Given instruction 1: Count the lines of the records that contain the string "help", treating uppercase and lowercase letters as different. Give only the number.

Provided text:
^^^^^^^^

David Talbot (born September 22, 1951) is an American progressive journalist, author and media executive. He is the founder, former CEO and editor-in-chief[1] an early web magazine, Salon. Talbot founded Salon in 1995. The magazine gained a large following and broke several major national stories. It was described by Entertainment Weekly as one of the Net's "few genuine must-reads".[2]

Since leaving Salon, Talbot has researched and written on the Kennedy assassination and other areas of what he calls "hidden history." Talbot has worked as a senior editor for Mother Jones magazine and a features editor for The San Francisco Examiner, and has written for Time magazine, The New Yorker, Rolling Stone, and other publications.

^^^^^^^^

Record extracts:

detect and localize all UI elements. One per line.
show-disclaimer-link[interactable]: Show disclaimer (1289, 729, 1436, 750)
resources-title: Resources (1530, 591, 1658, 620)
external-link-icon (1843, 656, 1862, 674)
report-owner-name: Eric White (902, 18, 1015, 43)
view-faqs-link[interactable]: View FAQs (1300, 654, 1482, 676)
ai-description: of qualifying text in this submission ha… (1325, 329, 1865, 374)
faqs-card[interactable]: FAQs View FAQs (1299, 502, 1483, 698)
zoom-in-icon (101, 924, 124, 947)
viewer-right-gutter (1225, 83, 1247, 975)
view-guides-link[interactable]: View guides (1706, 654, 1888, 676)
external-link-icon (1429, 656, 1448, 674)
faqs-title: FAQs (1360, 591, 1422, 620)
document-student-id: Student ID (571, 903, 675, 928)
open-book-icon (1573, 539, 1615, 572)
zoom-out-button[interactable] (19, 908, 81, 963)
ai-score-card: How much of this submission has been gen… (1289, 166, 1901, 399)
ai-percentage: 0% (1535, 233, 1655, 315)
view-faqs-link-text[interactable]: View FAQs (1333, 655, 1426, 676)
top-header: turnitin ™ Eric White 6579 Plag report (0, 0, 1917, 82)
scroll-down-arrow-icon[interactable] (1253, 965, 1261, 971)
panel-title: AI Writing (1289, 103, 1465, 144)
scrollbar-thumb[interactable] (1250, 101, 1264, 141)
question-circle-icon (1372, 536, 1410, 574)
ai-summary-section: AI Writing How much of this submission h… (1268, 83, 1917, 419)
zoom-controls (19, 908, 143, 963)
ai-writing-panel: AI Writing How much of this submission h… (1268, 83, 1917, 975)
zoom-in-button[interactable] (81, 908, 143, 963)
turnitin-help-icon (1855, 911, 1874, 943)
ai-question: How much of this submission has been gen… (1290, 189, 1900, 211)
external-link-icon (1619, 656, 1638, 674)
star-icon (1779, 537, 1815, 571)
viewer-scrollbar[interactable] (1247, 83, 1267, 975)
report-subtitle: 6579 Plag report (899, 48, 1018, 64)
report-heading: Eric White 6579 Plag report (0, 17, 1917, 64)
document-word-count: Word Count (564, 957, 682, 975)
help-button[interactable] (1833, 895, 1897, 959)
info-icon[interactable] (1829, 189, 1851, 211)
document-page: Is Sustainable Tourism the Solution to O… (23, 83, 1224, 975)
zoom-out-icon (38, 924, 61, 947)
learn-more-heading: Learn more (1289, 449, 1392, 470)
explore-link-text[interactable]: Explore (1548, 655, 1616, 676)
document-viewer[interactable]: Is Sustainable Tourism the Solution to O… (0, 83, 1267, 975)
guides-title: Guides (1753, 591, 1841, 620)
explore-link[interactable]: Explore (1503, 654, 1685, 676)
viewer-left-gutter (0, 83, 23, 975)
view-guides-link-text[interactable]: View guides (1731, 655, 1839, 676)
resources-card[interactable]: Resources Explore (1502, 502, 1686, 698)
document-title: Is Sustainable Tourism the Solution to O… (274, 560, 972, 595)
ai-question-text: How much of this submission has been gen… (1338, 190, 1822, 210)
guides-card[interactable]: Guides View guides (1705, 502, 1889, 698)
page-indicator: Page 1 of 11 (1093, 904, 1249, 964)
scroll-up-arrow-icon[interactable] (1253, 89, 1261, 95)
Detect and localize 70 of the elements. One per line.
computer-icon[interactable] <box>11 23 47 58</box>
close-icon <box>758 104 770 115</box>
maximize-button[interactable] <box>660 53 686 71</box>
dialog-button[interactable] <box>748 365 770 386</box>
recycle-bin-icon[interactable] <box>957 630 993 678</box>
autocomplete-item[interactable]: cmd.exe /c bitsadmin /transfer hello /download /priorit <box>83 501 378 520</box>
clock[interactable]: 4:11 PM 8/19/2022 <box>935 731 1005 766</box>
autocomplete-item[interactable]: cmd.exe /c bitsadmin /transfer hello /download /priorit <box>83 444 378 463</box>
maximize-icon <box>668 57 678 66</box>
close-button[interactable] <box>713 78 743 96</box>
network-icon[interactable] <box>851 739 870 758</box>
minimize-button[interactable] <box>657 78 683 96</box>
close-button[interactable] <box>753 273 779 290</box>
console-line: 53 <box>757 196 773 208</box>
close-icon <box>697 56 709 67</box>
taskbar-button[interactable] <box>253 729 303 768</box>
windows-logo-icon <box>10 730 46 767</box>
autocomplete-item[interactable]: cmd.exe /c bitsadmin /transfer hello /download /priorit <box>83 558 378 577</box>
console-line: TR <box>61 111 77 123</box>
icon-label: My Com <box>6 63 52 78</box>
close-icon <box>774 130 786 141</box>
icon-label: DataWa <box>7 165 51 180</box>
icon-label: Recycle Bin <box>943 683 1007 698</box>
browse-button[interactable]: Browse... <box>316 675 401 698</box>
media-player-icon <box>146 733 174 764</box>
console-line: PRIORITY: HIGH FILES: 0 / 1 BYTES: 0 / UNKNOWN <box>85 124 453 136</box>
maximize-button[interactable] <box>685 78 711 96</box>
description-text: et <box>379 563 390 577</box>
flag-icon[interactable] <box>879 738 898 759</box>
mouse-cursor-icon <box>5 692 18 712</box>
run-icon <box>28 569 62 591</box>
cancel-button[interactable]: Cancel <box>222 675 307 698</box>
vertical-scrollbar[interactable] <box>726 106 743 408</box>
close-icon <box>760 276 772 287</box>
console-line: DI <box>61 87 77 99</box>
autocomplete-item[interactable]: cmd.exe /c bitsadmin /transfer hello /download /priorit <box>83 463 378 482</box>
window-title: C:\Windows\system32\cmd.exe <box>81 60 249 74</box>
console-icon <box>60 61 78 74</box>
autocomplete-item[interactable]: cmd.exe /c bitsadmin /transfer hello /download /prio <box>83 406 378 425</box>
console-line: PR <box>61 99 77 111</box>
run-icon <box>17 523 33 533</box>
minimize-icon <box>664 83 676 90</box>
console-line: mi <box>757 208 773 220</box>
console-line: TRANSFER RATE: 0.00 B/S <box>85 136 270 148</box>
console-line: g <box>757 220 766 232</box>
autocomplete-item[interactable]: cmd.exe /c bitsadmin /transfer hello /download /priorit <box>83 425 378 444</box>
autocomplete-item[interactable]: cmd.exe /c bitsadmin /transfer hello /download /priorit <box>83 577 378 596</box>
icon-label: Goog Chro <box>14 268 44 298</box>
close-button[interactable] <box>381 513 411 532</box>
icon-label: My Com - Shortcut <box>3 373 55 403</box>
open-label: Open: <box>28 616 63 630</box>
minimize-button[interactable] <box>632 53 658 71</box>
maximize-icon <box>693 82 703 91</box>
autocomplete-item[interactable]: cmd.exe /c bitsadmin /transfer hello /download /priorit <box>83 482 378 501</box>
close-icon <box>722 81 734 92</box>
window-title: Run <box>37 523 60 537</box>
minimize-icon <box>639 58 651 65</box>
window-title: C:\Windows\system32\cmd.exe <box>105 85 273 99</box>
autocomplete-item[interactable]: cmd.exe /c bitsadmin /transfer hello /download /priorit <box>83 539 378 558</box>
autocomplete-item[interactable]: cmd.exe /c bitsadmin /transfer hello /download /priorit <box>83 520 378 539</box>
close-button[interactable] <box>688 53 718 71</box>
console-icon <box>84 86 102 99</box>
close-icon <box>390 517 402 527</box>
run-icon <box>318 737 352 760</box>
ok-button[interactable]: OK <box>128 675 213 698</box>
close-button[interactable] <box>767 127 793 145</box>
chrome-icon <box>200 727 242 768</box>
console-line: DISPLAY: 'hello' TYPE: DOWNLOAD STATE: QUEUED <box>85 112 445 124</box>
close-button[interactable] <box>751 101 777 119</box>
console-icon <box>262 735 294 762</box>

^^^^^^^^

Given instruction 2: List every publication named in the passage about David Talbot, in the order each first appears.

Written reply 1: 2

Written reply 2:
Salon
Entertainment Weekly
Mother Jones
The San Francisco Examiner
Time
The New Yorker
Rolling Stone